__Instruction__:
Copy down every line where the string "location" shows up.

(Collected data entries)
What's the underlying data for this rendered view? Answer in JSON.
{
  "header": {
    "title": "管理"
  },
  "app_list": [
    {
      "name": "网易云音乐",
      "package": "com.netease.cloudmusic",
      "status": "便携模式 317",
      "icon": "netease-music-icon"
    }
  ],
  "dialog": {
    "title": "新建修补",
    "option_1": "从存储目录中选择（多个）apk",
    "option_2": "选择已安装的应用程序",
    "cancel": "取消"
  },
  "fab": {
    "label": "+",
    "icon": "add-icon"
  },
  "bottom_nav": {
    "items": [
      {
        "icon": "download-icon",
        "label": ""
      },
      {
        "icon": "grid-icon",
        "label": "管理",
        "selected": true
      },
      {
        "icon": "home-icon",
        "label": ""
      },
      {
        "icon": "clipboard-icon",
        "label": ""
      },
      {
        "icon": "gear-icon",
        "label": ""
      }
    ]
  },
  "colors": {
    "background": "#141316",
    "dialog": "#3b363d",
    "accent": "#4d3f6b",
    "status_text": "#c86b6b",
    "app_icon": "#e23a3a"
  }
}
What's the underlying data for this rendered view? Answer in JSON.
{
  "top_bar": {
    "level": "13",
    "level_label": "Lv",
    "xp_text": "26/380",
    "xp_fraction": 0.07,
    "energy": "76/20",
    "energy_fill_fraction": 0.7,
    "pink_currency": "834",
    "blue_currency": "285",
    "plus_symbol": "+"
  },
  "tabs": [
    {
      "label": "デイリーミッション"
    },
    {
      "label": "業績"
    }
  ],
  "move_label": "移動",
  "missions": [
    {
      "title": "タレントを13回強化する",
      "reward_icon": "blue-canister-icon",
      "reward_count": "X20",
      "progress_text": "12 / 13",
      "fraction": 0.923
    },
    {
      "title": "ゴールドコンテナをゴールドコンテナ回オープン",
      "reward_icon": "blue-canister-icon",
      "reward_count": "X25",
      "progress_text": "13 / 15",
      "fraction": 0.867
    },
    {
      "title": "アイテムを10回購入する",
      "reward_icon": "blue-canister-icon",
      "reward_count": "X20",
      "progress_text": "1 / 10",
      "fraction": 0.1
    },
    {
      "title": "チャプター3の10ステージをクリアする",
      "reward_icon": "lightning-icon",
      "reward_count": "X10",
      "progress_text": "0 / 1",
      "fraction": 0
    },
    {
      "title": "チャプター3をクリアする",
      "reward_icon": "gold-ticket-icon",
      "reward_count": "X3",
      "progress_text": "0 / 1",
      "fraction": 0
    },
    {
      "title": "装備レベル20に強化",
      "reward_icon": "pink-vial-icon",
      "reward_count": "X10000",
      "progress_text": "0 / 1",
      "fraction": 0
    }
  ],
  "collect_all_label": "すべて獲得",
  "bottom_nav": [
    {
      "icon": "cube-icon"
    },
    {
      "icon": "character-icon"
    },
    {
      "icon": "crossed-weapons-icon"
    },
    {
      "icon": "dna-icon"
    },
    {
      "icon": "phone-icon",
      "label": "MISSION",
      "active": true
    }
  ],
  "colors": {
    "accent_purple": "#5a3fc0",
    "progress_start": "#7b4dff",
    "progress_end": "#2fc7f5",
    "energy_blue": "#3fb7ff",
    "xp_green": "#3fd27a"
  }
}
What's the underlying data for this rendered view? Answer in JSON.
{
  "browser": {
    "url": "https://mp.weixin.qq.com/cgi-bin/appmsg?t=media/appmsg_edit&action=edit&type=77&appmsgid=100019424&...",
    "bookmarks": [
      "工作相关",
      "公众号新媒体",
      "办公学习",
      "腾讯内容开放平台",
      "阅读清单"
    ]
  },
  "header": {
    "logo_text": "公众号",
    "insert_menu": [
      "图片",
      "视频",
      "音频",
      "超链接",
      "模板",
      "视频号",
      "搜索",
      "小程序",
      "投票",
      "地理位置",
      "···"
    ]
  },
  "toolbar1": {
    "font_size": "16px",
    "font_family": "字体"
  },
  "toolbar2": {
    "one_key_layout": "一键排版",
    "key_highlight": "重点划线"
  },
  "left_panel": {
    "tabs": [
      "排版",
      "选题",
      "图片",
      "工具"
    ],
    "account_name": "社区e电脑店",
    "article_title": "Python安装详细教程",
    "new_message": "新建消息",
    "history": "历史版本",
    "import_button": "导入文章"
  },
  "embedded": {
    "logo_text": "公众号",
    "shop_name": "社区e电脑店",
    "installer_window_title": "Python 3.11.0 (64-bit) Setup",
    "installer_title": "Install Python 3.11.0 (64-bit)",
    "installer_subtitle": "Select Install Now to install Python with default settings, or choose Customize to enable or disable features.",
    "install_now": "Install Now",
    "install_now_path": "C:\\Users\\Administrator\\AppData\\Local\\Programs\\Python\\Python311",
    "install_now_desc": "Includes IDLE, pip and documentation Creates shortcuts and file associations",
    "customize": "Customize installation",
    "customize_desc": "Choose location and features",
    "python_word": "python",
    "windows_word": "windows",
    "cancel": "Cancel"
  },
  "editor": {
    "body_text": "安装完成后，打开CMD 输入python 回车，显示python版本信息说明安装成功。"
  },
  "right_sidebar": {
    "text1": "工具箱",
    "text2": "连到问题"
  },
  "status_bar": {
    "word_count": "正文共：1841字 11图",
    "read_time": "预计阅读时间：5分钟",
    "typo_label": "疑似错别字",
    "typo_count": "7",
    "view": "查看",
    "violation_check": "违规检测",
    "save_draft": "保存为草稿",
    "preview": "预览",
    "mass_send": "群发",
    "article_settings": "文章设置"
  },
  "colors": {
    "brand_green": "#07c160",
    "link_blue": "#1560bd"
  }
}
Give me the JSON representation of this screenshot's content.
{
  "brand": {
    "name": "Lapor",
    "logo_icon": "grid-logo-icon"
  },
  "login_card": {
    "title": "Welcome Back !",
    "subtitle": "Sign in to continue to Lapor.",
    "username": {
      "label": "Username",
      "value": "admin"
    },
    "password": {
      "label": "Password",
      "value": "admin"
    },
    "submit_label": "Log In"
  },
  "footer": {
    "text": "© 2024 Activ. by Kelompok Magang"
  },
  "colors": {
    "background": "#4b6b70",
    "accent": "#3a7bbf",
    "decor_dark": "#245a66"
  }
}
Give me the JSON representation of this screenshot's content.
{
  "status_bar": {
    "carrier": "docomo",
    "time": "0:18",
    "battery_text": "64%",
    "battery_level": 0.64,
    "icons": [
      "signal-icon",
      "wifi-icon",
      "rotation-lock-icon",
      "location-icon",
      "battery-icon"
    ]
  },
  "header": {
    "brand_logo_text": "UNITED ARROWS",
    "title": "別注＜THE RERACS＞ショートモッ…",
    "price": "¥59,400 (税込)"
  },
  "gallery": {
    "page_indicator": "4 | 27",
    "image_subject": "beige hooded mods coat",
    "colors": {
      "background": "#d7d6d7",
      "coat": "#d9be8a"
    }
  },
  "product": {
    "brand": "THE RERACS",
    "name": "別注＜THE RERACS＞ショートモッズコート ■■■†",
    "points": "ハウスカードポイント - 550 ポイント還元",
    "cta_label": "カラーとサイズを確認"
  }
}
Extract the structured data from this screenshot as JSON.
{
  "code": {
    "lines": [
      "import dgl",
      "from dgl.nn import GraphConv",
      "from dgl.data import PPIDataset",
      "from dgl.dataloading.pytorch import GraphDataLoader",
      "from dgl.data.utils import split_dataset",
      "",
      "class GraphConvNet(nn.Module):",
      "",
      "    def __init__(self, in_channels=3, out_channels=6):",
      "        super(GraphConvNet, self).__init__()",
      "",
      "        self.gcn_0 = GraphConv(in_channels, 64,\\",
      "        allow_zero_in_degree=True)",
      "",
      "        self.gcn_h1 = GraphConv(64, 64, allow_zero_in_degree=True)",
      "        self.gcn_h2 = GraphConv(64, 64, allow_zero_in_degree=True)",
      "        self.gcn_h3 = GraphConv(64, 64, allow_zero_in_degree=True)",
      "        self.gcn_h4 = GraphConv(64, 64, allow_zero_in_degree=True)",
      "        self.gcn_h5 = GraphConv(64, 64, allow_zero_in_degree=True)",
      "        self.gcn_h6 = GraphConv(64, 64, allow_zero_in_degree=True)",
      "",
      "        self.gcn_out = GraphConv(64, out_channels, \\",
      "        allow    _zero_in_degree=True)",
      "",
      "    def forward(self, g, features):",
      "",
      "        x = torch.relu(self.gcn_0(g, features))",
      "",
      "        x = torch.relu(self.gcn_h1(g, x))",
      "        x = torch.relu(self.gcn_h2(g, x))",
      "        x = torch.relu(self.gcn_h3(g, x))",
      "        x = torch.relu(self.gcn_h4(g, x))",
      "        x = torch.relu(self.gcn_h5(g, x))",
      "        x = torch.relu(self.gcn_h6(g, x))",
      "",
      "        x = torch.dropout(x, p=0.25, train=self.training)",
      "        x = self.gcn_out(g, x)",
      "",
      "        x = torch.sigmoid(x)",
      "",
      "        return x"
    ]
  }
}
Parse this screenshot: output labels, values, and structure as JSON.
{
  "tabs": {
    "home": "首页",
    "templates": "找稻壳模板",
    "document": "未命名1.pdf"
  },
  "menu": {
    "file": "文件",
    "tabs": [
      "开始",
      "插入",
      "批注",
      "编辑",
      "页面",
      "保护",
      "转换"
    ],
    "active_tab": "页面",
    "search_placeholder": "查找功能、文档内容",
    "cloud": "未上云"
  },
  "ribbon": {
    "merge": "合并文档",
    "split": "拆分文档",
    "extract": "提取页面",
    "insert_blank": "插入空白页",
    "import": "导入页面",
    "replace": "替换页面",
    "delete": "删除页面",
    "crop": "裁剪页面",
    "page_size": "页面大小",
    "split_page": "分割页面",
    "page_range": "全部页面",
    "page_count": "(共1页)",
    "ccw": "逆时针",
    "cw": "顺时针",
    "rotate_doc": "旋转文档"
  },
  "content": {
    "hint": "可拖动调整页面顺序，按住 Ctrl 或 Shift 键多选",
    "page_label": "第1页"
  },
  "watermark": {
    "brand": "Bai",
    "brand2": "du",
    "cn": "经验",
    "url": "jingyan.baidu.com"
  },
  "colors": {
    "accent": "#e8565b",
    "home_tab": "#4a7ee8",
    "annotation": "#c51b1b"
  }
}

__Solution to the exercise__:
    "customize_desc": "Choose location and features",
      "location-icon",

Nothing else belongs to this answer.